— WHAT THE EXERCISE ASKS —
Spot every line with the word "Torreblacos" and return it.

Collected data
╭──

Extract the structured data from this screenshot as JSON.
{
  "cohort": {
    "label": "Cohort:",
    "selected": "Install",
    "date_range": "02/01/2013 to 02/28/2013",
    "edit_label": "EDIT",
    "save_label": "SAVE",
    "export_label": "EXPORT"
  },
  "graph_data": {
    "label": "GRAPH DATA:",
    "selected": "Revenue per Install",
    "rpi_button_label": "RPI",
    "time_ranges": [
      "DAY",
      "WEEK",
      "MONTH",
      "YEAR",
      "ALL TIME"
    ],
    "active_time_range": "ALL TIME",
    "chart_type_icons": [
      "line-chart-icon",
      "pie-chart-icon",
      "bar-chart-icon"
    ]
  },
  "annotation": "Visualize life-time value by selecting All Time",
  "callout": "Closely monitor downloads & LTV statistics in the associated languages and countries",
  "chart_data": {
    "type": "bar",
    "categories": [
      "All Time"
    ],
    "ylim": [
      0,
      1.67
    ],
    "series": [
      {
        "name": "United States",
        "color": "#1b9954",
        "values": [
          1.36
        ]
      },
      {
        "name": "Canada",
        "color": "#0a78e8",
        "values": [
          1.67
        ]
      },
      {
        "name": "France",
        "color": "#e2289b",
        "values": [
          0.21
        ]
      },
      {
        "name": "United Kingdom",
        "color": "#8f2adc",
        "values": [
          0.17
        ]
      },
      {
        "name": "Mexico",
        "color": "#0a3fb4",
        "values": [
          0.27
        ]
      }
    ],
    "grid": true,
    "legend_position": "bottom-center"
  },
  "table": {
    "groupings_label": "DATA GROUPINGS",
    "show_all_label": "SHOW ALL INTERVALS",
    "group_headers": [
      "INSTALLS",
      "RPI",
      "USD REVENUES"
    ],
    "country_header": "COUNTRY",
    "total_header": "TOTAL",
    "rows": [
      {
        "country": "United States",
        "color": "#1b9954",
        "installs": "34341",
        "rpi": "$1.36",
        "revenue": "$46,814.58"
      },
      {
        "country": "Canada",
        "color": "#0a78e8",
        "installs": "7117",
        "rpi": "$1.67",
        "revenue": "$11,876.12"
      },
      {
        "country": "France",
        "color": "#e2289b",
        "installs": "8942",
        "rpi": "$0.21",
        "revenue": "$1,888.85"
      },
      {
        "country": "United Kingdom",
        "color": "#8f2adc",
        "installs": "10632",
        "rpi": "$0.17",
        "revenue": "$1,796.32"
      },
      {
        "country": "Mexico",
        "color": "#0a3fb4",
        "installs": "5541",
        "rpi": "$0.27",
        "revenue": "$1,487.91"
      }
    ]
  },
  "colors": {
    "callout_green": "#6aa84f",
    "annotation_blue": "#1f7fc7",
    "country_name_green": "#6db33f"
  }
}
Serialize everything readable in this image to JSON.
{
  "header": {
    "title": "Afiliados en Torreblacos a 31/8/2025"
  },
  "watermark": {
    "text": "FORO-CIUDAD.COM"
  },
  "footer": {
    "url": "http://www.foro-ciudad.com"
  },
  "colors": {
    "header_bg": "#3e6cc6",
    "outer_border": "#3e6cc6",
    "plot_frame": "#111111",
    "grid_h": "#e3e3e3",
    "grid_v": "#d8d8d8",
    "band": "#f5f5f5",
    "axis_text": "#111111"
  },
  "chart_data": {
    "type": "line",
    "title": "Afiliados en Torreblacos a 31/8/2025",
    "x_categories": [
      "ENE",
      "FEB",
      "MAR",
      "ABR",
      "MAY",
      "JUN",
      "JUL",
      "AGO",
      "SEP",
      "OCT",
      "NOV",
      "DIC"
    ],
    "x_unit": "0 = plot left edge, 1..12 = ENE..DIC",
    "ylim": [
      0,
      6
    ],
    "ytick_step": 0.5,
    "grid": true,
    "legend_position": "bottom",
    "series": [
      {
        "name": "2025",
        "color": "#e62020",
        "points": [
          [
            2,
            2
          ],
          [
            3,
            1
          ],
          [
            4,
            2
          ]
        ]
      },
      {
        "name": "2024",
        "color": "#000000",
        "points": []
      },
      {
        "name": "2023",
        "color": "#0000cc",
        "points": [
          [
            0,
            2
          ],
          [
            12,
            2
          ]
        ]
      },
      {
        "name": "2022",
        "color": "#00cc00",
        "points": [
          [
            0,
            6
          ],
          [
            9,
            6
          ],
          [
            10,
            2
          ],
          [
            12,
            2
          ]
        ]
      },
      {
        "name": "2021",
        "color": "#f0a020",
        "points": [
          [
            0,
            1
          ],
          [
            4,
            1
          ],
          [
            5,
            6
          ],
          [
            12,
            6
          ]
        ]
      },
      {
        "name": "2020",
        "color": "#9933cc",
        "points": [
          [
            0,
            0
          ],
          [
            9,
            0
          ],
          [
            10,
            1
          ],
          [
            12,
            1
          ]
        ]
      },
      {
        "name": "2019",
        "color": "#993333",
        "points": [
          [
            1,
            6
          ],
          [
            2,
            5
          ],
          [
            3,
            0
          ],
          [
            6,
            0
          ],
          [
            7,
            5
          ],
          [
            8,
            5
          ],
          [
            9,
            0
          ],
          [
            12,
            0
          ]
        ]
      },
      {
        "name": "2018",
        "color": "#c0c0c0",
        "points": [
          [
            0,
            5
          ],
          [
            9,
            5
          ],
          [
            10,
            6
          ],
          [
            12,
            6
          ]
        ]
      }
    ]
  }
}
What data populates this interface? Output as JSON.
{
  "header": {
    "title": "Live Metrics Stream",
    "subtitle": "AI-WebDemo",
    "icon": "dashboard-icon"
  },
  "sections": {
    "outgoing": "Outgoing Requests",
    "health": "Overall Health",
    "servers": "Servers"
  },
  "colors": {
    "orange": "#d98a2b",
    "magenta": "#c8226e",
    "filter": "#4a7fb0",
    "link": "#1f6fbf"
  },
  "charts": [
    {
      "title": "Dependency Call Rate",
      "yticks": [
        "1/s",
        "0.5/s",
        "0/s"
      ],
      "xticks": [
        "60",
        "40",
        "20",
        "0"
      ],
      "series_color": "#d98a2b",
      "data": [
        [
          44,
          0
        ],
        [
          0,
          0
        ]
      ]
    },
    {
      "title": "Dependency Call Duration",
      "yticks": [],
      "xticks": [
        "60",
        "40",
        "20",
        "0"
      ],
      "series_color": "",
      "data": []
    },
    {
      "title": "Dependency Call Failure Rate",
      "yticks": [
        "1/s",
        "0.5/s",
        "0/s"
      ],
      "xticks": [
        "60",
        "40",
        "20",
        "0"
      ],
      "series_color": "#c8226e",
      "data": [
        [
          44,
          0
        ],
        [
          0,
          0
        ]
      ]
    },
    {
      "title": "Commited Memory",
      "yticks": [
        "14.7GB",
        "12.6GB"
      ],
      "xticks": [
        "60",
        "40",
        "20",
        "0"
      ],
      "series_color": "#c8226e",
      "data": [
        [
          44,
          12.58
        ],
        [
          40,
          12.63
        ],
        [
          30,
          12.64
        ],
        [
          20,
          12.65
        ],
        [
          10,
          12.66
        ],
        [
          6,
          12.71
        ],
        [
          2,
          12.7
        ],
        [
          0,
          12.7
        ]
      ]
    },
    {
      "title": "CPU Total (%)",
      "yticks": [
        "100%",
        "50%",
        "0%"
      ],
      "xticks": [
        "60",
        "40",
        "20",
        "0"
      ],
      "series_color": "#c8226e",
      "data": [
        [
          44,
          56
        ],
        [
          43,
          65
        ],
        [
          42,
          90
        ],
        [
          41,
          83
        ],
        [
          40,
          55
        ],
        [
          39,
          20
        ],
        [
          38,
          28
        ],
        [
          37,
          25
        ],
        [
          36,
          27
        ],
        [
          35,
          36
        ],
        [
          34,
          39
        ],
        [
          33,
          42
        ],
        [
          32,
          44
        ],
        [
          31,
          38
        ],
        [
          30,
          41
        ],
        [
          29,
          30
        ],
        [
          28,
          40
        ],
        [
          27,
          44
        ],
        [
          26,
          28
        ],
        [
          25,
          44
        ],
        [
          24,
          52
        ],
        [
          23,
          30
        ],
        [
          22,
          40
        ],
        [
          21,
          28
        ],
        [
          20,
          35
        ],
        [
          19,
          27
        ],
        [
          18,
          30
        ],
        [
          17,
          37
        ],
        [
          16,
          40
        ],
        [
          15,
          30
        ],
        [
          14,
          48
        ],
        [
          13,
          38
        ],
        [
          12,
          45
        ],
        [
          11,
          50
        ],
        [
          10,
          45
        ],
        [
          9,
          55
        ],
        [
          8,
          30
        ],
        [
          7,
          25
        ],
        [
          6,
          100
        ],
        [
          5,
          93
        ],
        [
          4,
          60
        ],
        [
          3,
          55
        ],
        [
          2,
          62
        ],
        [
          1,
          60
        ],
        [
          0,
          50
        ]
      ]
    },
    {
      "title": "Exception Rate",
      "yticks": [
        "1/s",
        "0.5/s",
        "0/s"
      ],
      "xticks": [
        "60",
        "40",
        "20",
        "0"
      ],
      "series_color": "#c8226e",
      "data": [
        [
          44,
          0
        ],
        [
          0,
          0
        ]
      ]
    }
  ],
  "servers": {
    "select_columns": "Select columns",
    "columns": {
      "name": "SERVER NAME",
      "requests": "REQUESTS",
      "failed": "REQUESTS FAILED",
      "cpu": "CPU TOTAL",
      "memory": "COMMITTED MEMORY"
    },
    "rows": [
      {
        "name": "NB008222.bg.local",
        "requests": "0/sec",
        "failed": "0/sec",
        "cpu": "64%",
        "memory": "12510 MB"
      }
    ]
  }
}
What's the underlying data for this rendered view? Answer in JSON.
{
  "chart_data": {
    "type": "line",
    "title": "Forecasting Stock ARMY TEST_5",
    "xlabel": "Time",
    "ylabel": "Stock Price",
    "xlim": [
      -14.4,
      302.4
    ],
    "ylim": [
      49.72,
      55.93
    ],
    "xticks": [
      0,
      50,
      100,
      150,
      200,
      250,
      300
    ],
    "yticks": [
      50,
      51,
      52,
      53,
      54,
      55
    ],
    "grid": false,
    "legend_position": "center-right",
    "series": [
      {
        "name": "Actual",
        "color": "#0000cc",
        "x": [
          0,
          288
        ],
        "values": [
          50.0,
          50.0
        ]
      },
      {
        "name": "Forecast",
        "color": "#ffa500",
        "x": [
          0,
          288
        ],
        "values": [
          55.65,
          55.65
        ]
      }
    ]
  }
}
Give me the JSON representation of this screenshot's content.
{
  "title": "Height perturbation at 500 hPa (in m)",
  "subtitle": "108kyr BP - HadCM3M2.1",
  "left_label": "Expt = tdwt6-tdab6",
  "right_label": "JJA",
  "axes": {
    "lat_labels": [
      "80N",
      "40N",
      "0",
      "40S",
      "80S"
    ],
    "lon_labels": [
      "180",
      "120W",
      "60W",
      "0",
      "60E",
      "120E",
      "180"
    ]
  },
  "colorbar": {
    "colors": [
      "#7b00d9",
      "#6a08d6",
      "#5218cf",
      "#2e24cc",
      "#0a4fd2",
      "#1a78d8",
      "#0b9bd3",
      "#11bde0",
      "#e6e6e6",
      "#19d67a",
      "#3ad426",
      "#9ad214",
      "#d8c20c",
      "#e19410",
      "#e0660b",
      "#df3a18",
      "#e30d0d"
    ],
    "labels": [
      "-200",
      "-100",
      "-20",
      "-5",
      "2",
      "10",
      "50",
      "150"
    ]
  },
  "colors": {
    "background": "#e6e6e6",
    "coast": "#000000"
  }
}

╰──

— RESPONSE TO THE EXERCISE —
    "title": "Afiliados en Torreblacos a 31/8/2025"
    "title": "Afiliados en Torreblacos a 31/8/2025",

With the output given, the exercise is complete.